| Provided data |
>>>>

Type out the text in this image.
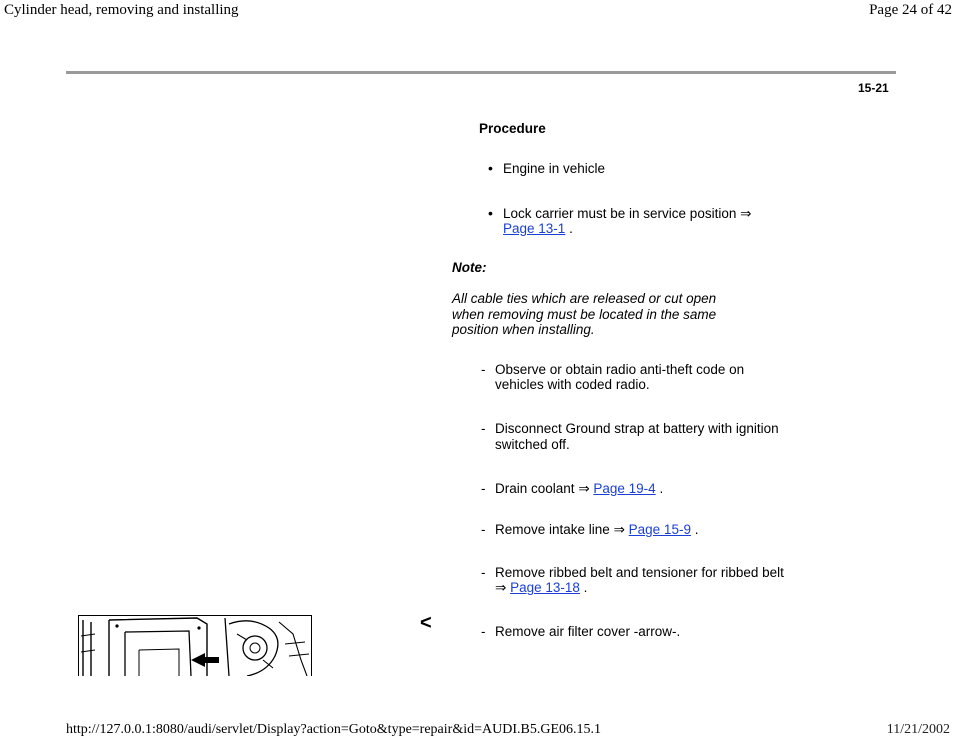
Cylinder head, removing and installing	Page 24 of 42
15-21
Procedure
• Engine in vehicle
• Lock carrier must be in service position ⇒
Page 13-1 .
Note:
All cable ties which are released or cut open
when removing must be located in the same
position when installing.
- Observe or obtain radio anti-theft code on
vehicles with coded radio.
- Disconnect Ground strap at battery with ignition
switched off.
- Drain coolant ⇒ Page 19-4 .
- Remove intake line ⇒ Page 15-9 .
- Remove ribbed belt and tensioner for ribbed belt
⇒ Page 13-18 .
<	- Remove air filter cover -arrow-.
http://127.0.0.1:8080/audi/servlet/Display?action=Goto&type=repair&id=AUDI.B5.GE06.15.1	11/21/2002
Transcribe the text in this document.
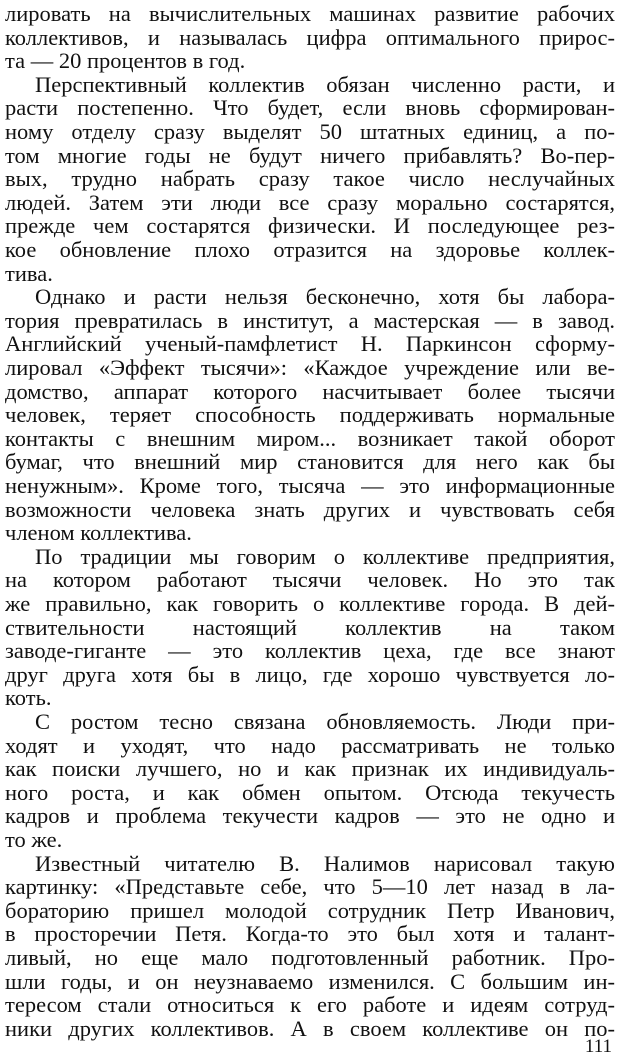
лировать на вычислительных машинах развитие рабочих
коллективов, и называлась цифра оптимального прирос-
та — 20 процентов в год.
Перспективный коллектив обязан численно расти, и
расти постепенно. Что будет, если вновь сформирован-
ному отделу сразу выделят 50 штатных единиц, а по-
том многие годы не будут ничего прибавлять? Во-пер-
вых, трудно набрать сразу такое число неслучайных
людей. Затем эти люди все сразу морально состарятся,
прежде чем состарятся физически. И последующее рез-
кое обновление плохо отразится на здоровье коллек-
тива.
Однако и расти нельзя бесконечно, хотя бы лабора-
тория превратилась в институт, а мастерская — в завод.
Английский ученый-памфлетист Н. Паркинсон сформу-
лировал «Эффект тысячи»: «Каждое учреждение или ве-
домство, аппарат которого насчитывает более тысячи
человек, теряет способность поддерживать нормальные
контакты с внешним миром... возникает такой оборот
бумаг, что внешний мир становится для него как бы
ненужным». Кроме того, тысяча — это информационные
возможности человека знать других и чувствовать себя
членом коллектива.
По традиции мы говорим о коллективе предприятия,
на котором работают тысячи человек. Но это так
же правильно, как говорить о коллективе города. В дей-
ствительности настоящий коллектив на таком
заводе-гиганте — это коллектив цеха, где все знают
друг друга хотя бы в лицо, где хорошо чувствуется ло-
коть.
С ростом тесно связана обновляемость. Люди при-
ходят и уходят, что надо рассматривать не только
как поиски лучшего, но и как признак их индивидуаль-
ного роста, и как обмен опытом. Отсюда текучесть
кадров и проблема текучести кадров — это не одно и
то же.
Известный читателю В. Налимов нарисовал такую
картинку: «Представьте себе, что 5—10 лет назад в ла-
бораторию пришел молодой сотрудник Петр Иванович,
в просторечии Петя. Когда-то это был хотя и талант-
ливый, но еще мало подготовленный работник. Про-
шли годы, и он неузнаваемо изменился. С большим ин-
тересом стали относиться к его работе и идеям сотруд-
ники других коллективов. А в своем коллективе он по-
111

<<<<

| Stated exercise |
Return to the listing above and set it down exactly, leaving out its pictures.

| Output for this task |
Type out the text in this image.
Cylinder head, removing and installing	Page 24 of 42
15-21
Procedure
• Engine in vehicle
• Lock carrier must be in service position ⇒
Page 13-1 .
Note:
All cable ties which are released or cut open
when removing must be located in the same
position when installing.
- Observe or obtain radio anti-theft code on
vehicles with coded radio.
- Disconnect Ground strap at battery with ignition
switched off.
- Drain coolant ⇒ Page 19-4 .
- Remove intake line ⇒ Page 15-9 .
- Remove ribbed belt and tensioner for ribbed belt
⇒ Page 13-18 .
<	- Remove air filter cover -arrow-.
http://127.0.0.1:8080/audi/servlet/Display?action=Goto&type=repair&id=AUDI.B5.GE06.15.1	11/21/2002
Transcribe the text in this document.
лировать на вычислительных машинах развитие рабочих
коллективов, и называлась цифра оптимального прирос-
та — 20 процентов в год.
Перспективный коллектив обязан численно расти, и
расти постепенно. Что будет, если вновь сформирован-
ному отделу сразу выделят 50 штатных единиц, а по-
том многие годы не будут ничего прибавлять? Во-пер-
вых, трудно набрать сразу такое число неслучайных
людей. Затем эти люди все сразу морально состарятся,
прежде чем состарятся физически. И последующее рез-
кое обновление плохо отразится на здоровье коллек-
тива.
Однако и расти нельзя бесконечно, хотя бы лабора-
тория превратилась в институт, а мастерская — в завод.
Английский ученый-памфлетист Н. Паркинсон сформу-
лировал «Эффект тысячи»: «Каждое учреждение или ве-
домство, аппарат которого насчитывает более тысячи
человек, теряет способность поддерживать нормальные
контакты с внешним миром... возникает такой оборот
бумаг, что внешний мир становится для него как бы
ненужным». Кроме того, тысяча — это информационные
возможности человека знать других и чувствовать себя
членом коллектива.
По традиции мы говорим о коллективе предприятия,
на котором работают тысячи человек. Но это так
же правильно, как говорить о коллективе города. В дей-
ствительности настоящий коллектив на таком
заводе-гиганте — это коллектив цеха, где все знают
друг друга хотя бы в лицо, где хорошо чувствуется ло-
коть.
С ростом тесно связана обновляемость. Люди при-
ходят и уходят, что надо рассматривать не только
как поиски лучшего, но и как признак их индивидуаль-
ного роста, и как обмен опытом. Отсюда текучесть
кадров и проблема текучести кадров — это не одно и
то же.
Известный читателю В. Налимов нарисовал такую
картинку: «Представьте себе, что 5—10 лет назад в ла-
бораторию пришел молодой сотрудник Петр Иванович,
в просторечии Петя. Когда-то это был хотя и талант-
ливый, но еще мало подготовленный работник. Про-
шли годы, и он неузнаваемо изменился. С большим ин-
тересом стали относиться к его работе и идеям сотруд-
ники других коллективов. А в своем коллективе он по-
111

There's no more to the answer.